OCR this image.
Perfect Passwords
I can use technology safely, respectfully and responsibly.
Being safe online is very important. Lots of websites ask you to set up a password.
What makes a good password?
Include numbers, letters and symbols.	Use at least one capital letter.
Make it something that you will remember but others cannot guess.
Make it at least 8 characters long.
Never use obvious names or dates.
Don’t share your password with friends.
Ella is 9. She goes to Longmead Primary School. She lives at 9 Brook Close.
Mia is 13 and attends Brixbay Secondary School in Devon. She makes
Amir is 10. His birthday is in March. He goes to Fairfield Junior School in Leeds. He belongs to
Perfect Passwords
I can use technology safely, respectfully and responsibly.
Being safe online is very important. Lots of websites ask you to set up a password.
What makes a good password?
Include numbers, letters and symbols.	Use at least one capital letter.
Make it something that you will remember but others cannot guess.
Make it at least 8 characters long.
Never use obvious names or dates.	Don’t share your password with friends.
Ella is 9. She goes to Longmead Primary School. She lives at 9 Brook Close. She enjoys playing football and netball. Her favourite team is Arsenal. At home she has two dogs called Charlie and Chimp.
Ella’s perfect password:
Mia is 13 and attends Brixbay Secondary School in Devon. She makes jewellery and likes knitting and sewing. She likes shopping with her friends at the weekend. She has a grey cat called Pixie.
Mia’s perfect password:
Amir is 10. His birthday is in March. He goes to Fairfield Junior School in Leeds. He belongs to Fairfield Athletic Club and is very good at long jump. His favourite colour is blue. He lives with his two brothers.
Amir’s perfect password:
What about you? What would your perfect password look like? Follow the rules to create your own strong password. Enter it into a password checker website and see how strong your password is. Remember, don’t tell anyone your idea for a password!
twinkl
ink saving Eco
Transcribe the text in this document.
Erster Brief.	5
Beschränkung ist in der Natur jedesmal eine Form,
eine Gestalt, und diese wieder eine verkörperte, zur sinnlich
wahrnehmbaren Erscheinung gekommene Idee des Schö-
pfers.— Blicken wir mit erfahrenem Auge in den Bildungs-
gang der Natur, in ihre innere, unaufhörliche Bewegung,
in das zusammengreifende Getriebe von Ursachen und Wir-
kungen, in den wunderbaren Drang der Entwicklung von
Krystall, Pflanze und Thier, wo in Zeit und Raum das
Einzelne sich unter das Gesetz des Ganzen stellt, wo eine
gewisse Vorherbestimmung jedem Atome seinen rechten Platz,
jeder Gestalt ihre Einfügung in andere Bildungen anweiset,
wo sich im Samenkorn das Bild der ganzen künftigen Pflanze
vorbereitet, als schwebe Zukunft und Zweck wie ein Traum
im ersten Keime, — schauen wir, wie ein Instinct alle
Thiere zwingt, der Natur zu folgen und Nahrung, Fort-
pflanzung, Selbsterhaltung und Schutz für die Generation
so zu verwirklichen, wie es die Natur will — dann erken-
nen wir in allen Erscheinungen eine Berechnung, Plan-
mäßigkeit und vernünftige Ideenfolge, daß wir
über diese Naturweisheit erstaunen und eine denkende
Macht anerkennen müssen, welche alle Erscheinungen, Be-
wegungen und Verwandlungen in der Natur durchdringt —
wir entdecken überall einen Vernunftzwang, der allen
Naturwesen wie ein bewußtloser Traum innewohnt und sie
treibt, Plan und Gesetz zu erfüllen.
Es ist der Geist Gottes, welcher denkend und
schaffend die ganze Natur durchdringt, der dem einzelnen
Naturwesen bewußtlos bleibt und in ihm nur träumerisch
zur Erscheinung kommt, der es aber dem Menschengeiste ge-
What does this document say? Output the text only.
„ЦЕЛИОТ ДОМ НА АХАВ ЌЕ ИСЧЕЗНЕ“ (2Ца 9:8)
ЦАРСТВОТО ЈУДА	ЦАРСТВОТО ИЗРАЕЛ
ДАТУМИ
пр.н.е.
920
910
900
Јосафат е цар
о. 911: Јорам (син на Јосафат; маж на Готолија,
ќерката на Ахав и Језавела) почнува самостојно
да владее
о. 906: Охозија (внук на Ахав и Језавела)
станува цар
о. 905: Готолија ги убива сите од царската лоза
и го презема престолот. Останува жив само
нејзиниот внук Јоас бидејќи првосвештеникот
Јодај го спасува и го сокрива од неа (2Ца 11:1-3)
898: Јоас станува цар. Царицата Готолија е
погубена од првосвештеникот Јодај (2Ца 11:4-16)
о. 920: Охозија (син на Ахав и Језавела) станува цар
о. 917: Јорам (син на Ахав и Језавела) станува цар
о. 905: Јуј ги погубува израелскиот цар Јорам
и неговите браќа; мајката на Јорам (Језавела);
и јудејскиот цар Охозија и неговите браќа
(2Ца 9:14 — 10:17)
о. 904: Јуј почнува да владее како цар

○ ○ ○ ○ ○

== WHAT THIS TASK INVOLVES ==
Make an exact copy of every entry.

== REPLY TO THE TASK ==
OCR this image.
Perfect Passwords
I can use technology safely, respectfully and responsibly.
Being safe online is very important. Lots of websites ask you to set up a password.
What makes a good password?
Include numbers, letters and symbols.	Use at least one capital letter.
Make it something that you will remember but others cannot guess.
Make it at least 8 characters long.
Never use obvious names or dates.
Don’t share your password with friends.
Ella is 9. She goes to Longmead Primary School. She lives at 9 Brook Close.
Mia is 13 and attends Brixbay Secondary School in Devon. She makes
Amir is 10. His birthday is in March. He goes to Fairfield Junior School in Leeds. He belongs to
Perfect Passwords
I can use technology safely, respectfully and responsibly.
Being safe online is very important. Lots of websites ask you to set up a password.
What makes a good password?
Include numbers, letters and symbols.	Use at least one capital letter.
Make it something that you will remember but others cannot guess.
Make it at least 8 characters long.
Never use obvious names or dates.	Don’t share your password with friends.
Ella is 9. She goes to Longmead Primary School. She lives at 9 Brook Close. She enjoys playing football and netball. Her favourite team is Arsenal. At home she has two dogs called Charlie and Chimp.
Ella’s perfect password:
Mia is 13 and attends Brixbay Secondary School in Devon. She makes jewellery and likes knitting and sewing. She likes shopping with her friends at the weekend. She has a grey cat called Pixie.
Mia’s perfect password:
Amir is 10. His birthday is in March. He goes to Fairfield Junior School in Leeds. He belongs to Fairfield Athletic Club and is very good at long jump. His favourite colour is blue. He lives with his two brothers.
Amir’s perfect password:
What about you? What would your perfect password look like? Follow the rules to create your own strong password. Enter it into a password checker website and see how strong your password is. Remember, don’t tell anyone your idea for a password!
twinkl
ink saving Eco
Transcribe the text in this document.
Erster Brief.	5
Beschränkung ist in der Natur jedesmal eine Form,
eine Gestalt, und diese wieder eine verkörperte, zur sinnlich
wahrnehmbaren Erscheinung gekommene Idee des Schö-
pfers.— Blicken wir mit erfahrenem Auge in den Bildungs-
gang der Natur, in ihre innere, unaufhörliche Bewegung,
in das zusammengreifende Getriebe von Ursachen und Wir-
kungen, in den wunderbaren Drang der Entwicklung von
Krystall, Pflanze und Thier, wo in Zeit und Raum das
Einzelne sich unter das Gesetz des Ganzen stellt, wo eine
gewisse Vorherbestimmung jedem Atome seinen rechten Platz,
jeder Gestalt ihre Einfügung in andere Bildungen anweiset,
wo sich im Samenkorn das Bild der ganzen künftigen Pflanze
vorbereitet, als schwebe Zukunft und Zweck wie ein Traum
im ersten Keime, — schauen wir, wie ein Instinct alle
Thiere zwingt, der Natur zu folgen und Nahrung, Fort-
pflanzung, Selbsterhaltung und Schutz für die Generation
so zu verwirklichen, wie es die Natur will — dann erken-
nen wir in allen Erscheinungen eine Berechnung, Plan-
mäßigkeit und vernünftige Ideenfolge, daß wir
über diese Naturweisheit erstaunen und eine denkende
Macht anerkennen müssen, welche alle Erscheinungen, Be-
wegungen und Verwandlungen in der Natur durchdringt —
wir entdecken überall einen Vernunftzwang, der allen
Naturwesen wie ein bewußtloser Traum innewohnt und sie
treibt, Plan und Gesetz zu erfüllen.
Es ist der Geist Gottes, welcher denkend und
schaffend die ganze Natur durchdringt, der dem einzelnen
Naturwesen bewußtlos bleibt und in ihm nur träumerisch
zur Erscheinung kommt, der es aber dem Menschengeiste ge-
What does this document say? Output the text only.
„ЦЕЛИОТ ДОМ НА АХАВ ЌЕ ИСЧЕЗНЕ“ (2Ца 9:8)
ЦАРСТВОТО ЈУДА	ЦАРСТВОТО ИЗРАЕЛ
ДАТУМИ
пр.н.е.
920
910
900
Јосафат е цар
о. 911: Јорам (син на Јосафат; маж на Готолија,
ќерката на Ахав и Језавела) почнува самостојно
да владее
о. 906: Охозија (внук на Ахав и Језавела)
станува цар
о. 905: Готолија ги убива сите од царската лоза
и го презема престолот. Останува жив само
нејзиниот внук Јоас бидејќи првосвештеникот
Јодај го спасува и го сокрива од неа (2Ца 11:1-3)
898: Јоас станува цар. Царицата Готолија е
погубена од првосвештеникот Јодај (2Ца 11:4-16)
о. 920: Охозија (син на Ахав и Језавела) станува цар
о. 917: Јорам (син на Ахав и Језавела) станува цар
о. 905: Јуј ги погубува израелскиот цар Јорам
и неговите браќа; мајката на Јорам (Језавела);
и јудејскиот цар Охозија и неговите браќа
(2Ца 9:14 — 10:17)
о. 904: Јуј почнува да владее како цар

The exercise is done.